• Task to carry out:
Transcribe each record below word for word.
-- BEGIN Extracted data --
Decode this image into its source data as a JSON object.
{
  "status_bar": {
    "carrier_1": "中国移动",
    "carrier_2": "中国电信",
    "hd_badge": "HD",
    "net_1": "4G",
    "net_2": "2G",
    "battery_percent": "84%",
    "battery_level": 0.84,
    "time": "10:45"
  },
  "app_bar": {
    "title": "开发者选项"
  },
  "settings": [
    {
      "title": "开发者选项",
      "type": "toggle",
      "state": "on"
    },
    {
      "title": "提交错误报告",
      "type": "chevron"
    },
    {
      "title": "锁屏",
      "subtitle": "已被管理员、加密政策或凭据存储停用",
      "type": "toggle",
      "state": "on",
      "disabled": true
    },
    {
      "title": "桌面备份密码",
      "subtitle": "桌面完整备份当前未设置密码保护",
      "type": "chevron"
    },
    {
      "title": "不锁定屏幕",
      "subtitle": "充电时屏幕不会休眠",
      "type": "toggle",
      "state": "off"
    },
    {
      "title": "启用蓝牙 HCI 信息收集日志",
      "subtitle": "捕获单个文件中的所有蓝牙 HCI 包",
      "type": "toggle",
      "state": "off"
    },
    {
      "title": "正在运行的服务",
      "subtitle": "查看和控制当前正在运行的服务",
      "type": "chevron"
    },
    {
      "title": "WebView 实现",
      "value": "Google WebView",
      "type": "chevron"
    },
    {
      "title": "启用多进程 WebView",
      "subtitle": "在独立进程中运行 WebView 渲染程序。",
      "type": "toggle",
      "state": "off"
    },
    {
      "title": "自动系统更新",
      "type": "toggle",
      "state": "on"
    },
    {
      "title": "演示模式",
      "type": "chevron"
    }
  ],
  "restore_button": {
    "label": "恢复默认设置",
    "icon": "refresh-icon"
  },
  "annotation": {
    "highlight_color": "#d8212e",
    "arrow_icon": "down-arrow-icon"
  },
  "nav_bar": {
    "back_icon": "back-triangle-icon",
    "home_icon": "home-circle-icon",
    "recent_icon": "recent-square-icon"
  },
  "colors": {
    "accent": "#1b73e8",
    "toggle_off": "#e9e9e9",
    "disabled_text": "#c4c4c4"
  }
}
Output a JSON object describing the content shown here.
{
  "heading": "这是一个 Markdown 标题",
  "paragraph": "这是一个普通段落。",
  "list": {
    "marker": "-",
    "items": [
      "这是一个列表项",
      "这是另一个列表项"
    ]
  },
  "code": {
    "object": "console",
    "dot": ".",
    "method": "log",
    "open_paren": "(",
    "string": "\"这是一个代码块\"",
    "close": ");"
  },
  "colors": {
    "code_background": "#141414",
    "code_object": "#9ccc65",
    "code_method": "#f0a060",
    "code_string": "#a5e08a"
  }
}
-- END Extracted data --
• Full response:
Decode this image into its source data as a JSON object.
{
  "status_bar": {
    "carrier_1": "中国移动",
    "carrier_2": "中国电信",
    "hd_badge": "HD",
    "net_1": "4G",
    "net_2": "2G",
    "battery_percent": "84%",
    "battery_level": 0.84,
    "time": "10:45"
  },
  "app_bar": {
    "title": "开发者选项"
  },
  "settings": [
    {
      "title": "开发者选项",
      "type": "toggle",
      "state": "on"
    },
    {
      "title": "提交错误报告",
      "type": "chevron"
    },
    {
      "title": "锁屏",
      "subtitle": "已被管理员、加密政策或凭据存储停用",
      "type": "toggle",
      "state": "on",
      "disabled": true
    },
    {
      "title": "桌面备份密码",
      "subtitle": "桌面完整备份当前未设置密码保护",
      "type": "chevron"
    },
    {
      "title": "不锁定屏幕",
      "subtitle": "充电时屏幕不会休眠",
      "type": "toggle",
      "state": "off"
    },
    {
      "title": "启用蓝牙 HCI 信息收集日志",
      "subtitle": "捕获单个文件中的所有蓝牙 HCI 包",
      "type": "toggle",
      "state": "off"
    },
    {
      "title": "正在运行的服务",
      "subtitle": "查看和控制当前正在运行的服务",
      "type": "chevron"
    },
    {
      "title": "WebView 实现",
      "value": "Google WebView",
      "type": "chevron"
    },
    {
      "title": "启用多进程 WebView",
      "subtitle": "在独立进程中运行 WebView 渲染程序。",
      "type": "toggle",
      "state": "off"
    },
    {
      "title": "自动系统更新",
      "type": "toggle",
      "state": "on"
    },
    {
      "title": "演示模式",
      "type": "chevron"
    }
  ],
  "restore_button": {
    "label": "恢复默认设置",
    "icon": "refresh-icon"
  },
  "annotation": {
    "highlight_color": "#d8212e",
    "arrow_icon": "down-arrow-icon"
  },
  "nav_bar": {
    "back_icon": "back-triangle-icon",
    "home_icon": "home-circle-icon",
    "recent_icon": "recent-square-icon"
  },
  "colors": {
    "accent": "#1b73e8",
    "toggle_off": "#e9e9e9",
    "disabled_text": "#c4c4c4"
  }
}
Output a JSON object describing the content shown here.
{
  "heading": "这是一个 Markdown 标题",
  "paragraph": "这是一个普通段落。",
  "list": {
    "marker": "-",
    "items": [
      "这是一个列表项",
      "这是另一个列表项"
    ]
  },
  "code": {
    "object": "console",
    "dot": ".",
    "method": "log",
    "open_paren": "(",
    "string": "\"这是一个代码块\"",
    "close": ");"
  },
  "colors": {
    "code_background": "#141414",
    "code_object": "#9ccc65",
    "code_method": "#f0a060",
    "code_string": "#a5e08a"
  }
}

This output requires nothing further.